:: EXERCISE TASK ::
Repeat the material verbatim and drop the pictures.

╭─ SUPPLIED DATA

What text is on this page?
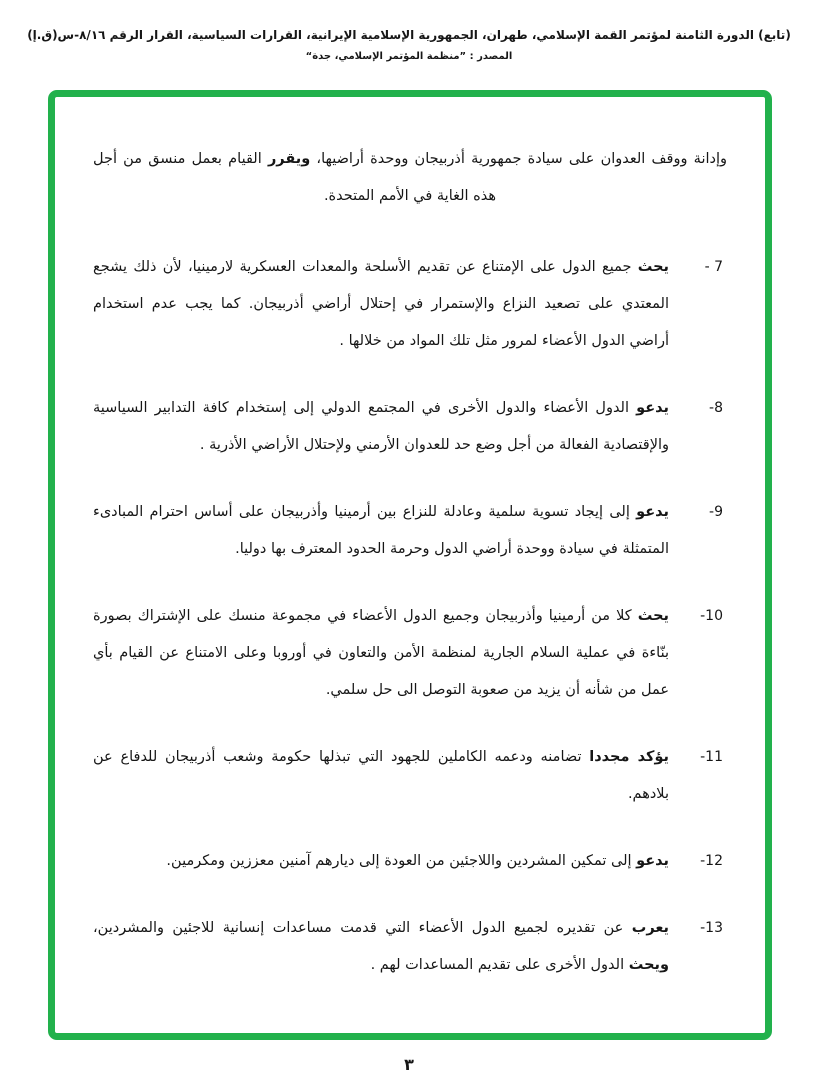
(تابع) الدورة الثامنة لمؤتمر القمة الإسلامي، طهران، الجمهورية الإسلامية الإيرانية، القرارات السياسية، القرار الرقم ٨/١٦-س(ق.إ)
المصدر : ”منظمة المؤتمر الإسلامي، جدة“
وإدانة ووقف العدوان على سيادة جمهورية أذربيجان ووحدة أراضيها، ويقرر القيام بعمل منسق من أجل هذه الغاية في الأمم المتحدة.
7 -
يحث جميع الدول على الإمتناع عن تقديم الأسلحة والمعدات العسكرية لارمينيا، لأن ذلك يشجع المعتدي على تصعيد النزاع والإستمرار في إحتلال أراضي أذربيجان. كما يجب عدم استخدام أراضي الدول الأعضاء لمرور مثل تلك المواد من خلالها .
8-
يدعو الدول الأعضاء والدول الأخرى في المجتمع الدولي إلى إستخدام كافة التدابير السياسية والإقتصادية الفعالة من أجل وضع حد للعدوان الأرمني ولإحتلال الأراضي الأذرية .
9-
يدعو إلى إيجاد تسوية سلمية وعادلة للنزاع بين أرمينيا وأذربيجان على أساس احترام المبادىء المتمثلة في سيادة ووحدة أراضي الدول وحرمة الحدود المعترف بها دوليا.
10-
يحث كلا من أرمينيا وأذربيجان وجميع الدول الأعضاء في مجموعة منسك على الإشتراك بصورة بنّاءة في عملية السلام الجارية لمنظمة الأمن والتعاون في أوروبا وعلى الامتناع عن القيام بأي عمل من شأنه أن يزيد من صعوبة التوصل الى حل سلمي.
11-
يؤكد مجددا تضامنه ودعمه الكاملين للجهود التي تبذلها حكومة وشعب أذربيجان للدفاع عن بلادهم.
12-
يدعو إلى تمكين المشردين واللاجئين من العودة إلى ديارهم آمنين معززين ومكرمين.
13-
يعرب عن تقديره لجميع الدول الأعضاء التي قدمت مساعدات إنسانية للاجئين والمشردين، ويحث الدول الأخرى على تقديم المساعدات لهم .
٣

╰─

:: RESULT OF THE TASK ::
What text is on this page?
(تابع) الدورة الثامنة لمؤتمر القمة الإسلامي، طهران، الجمهورية الإسلامية الإيرانية، القرارات السياسية، القرار الرقم ٨/١٦-س(ق.إ)
المصدر : ”منظمة المؤتمر الإسلامي، جدة“
وإدانة ووقف العدوان على سيادة جمهورية أذربيجان ووحدة أراضيها، ويقرر القيام بعمل منسق من أجل هذه الغاية في الأمم المتحدة.
7 -
يحث جميع الدول على الإمتناع عن تقديم الأسلحة والمعدات العسكرية لارمينيا، لأن ذلك يشجع المعتدي على تصعيد النزاع والإستمرار في إحتلال أراضي أذربيجان. كما يجب عدم استخدام أراضي الدول الأعضاء لمرور مثل تلك المواد من خلالها .
8-
يدعو الدول الأعضاء والدول الأخرى في المجتمع الدولي إلى إستخدام كافة التدابير السياسية والإقتصادية الفعالة من أجل وضع حد للعدوان الأرمني ولإحتلال الأراضي الأذرية .
9-
يدعو إلى إيجاد تسوية سلمية وعادلة للنزاع بين أرمينيا وأذربيجان على أساس احترام المبادىء المتمثلة في سيادة ووحدة أراضي الدول وحرمة الحدود المعترف بها دوليا.
10-
يحث كلا من أرمينيا وأذربيجان وجميع الدول الأعضاء في مجموعة منسك على الإشتراك بصورة بنّاءة في عملية السلام الجارية لمنظمة الأمن والتعاون في أوروبا وعلى الامتناع عن القيام بأي عمل من شأنه أن يزيد من صعوبة التوصل الى حل سلمي.
11-
يؤكد مجددا تضامنه ودعمه الكاملين للجهود التي تبذلها حكومة وشعب أذربيجان للدفاع عن بلادهم.
12-
يدعو إلى تمكين المشردين واللاجئين من العودة إلى ديارهم آمنين معززين ومكرمين.
13-
يعرب عن تقديره لجميع الدول الأعضاء التي قدمت مساعدات إنسانية للاجئين والمشردين، ويحث الدول الأخرى على تقديم المساعدات لهم .
٣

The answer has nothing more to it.